>> start RECORDS FOR THE EXERCISE

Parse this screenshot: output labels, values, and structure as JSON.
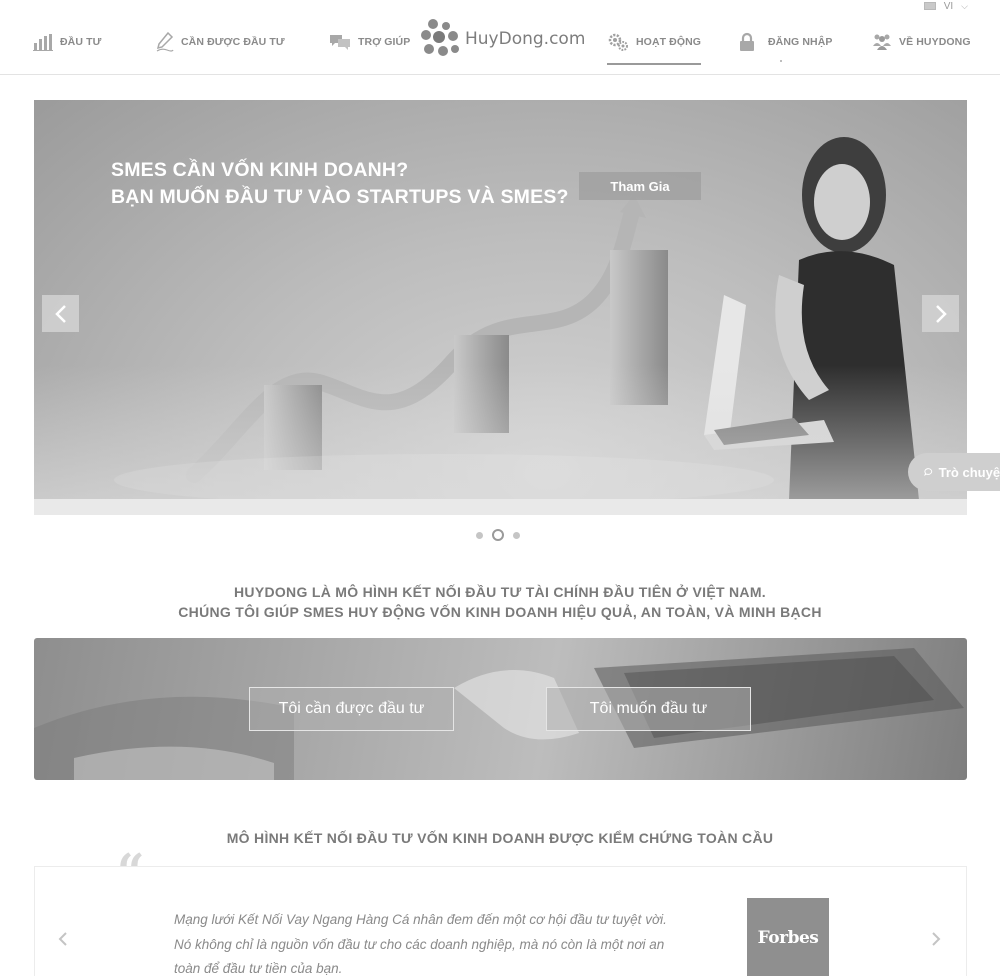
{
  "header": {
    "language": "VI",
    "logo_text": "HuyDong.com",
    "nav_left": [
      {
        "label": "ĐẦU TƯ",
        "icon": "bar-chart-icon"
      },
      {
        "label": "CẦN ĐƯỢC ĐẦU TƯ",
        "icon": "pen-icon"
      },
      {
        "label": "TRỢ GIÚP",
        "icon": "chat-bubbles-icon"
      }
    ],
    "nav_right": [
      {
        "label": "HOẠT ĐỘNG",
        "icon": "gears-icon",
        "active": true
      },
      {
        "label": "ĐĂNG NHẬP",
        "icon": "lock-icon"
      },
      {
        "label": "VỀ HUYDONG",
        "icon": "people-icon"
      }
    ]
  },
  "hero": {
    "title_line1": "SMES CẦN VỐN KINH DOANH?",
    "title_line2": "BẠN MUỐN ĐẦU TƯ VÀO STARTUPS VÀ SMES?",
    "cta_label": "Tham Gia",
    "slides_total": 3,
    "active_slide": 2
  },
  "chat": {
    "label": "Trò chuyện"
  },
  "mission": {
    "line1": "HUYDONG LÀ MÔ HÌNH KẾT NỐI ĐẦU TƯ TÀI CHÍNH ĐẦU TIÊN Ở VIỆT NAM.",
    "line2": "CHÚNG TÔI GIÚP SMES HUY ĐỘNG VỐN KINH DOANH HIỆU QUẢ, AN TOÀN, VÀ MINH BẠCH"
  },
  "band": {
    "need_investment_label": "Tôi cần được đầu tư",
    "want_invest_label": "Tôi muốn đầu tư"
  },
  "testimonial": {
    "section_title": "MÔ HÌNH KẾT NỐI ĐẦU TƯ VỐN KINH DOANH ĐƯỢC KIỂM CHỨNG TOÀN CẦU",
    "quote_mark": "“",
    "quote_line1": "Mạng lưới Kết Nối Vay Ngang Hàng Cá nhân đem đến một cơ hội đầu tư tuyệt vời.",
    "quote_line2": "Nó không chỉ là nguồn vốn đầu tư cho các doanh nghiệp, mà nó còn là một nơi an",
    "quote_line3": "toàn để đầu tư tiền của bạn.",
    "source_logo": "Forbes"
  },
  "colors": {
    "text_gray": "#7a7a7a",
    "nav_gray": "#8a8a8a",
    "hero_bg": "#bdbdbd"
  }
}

>> end RECORDS FOR THE EXERCISE
>> start RECORDS FOR THE EXERCISE

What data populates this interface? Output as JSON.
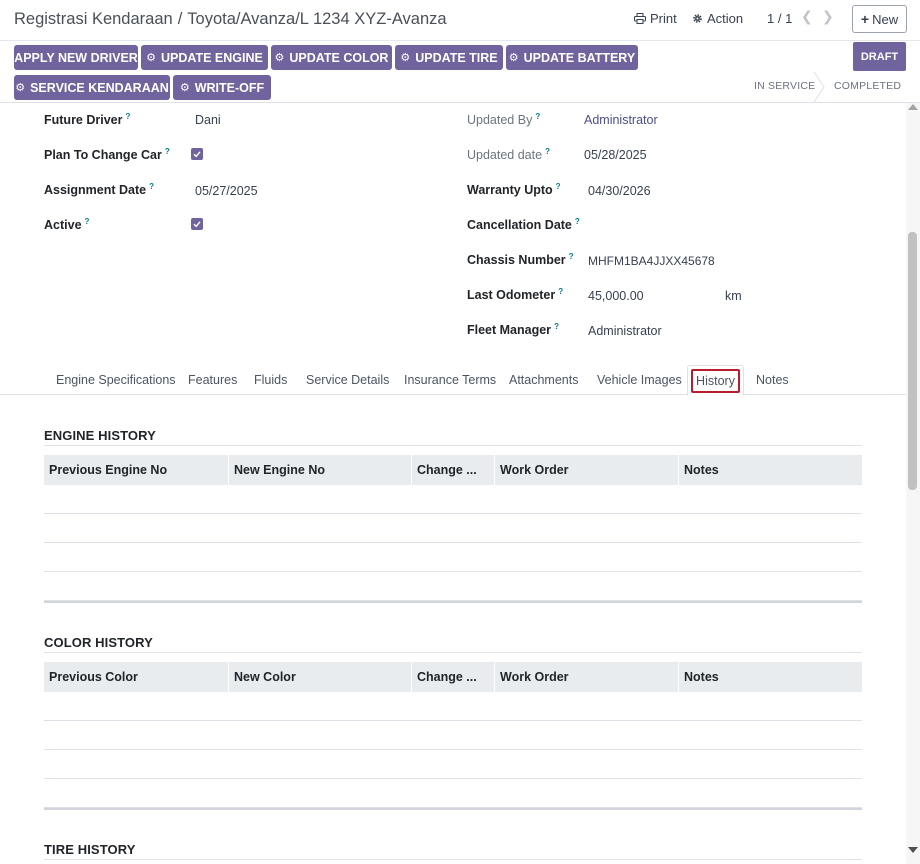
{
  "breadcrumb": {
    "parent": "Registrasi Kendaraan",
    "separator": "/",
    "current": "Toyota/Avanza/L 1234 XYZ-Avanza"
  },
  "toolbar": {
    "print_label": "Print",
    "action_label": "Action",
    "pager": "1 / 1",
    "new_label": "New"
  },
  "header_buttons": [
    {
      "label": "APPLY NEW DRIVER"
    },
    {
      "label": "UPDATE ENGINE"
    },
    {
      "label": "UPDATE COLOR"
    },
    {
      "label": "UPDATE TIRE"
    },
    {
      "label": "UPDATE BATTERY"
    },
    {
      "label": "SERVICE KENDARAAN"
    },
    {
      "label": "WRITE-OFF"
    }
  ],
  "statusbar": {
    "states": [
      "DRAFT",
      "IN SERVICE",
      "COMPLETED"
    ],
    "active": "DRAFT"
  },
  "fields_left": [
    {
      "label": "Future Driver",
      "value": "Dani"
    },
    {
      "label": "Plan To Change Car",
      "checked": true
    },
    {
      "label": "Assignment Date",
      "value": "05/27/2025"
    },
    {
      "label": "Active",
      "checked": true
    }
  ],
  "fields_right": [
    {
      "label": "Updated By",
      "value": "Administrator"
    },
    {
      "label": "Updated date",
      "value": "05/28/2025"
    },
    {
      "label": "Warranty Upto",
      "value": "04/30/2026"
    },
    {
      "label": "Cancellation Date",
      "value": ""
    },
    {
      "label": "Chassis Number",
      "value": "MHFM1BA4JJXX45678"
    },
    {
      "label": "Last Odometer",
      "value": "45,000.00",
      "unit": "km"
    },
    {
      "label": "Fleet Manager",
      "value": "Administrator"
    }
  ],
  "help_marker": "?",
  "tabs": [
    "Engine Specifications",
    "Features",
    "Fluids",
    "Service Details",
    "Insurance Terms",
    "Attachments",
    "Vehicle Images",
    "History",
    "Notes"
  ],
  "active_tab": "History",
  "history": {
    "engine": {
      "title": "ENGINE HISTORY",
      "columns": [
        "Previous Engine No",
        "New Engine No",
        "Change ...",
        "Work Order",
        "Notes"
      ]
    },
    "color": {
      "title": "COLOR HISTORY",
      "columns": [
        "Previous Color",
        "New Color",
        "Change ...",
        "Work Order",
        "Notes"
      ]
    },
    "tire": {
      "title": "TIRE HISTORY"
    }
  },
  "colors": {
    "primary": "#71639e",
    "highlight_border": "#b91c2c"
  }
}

>> end RECORDS FOR THE EXERCISE

_WRITTEN PROBLEM_: Copy all lines from the data that hold the word "ĐỘNG".

_EXPECTED ANSWER_:
        "label": "HOẠT ĐỘNG",
    "line2": "CHÚNG TÔI GIÚP SMES HUY ĐỘNG VỐN KINH DOANH HIỆU QUẢ, AN TOÀN, VÀ MINH BẠCH"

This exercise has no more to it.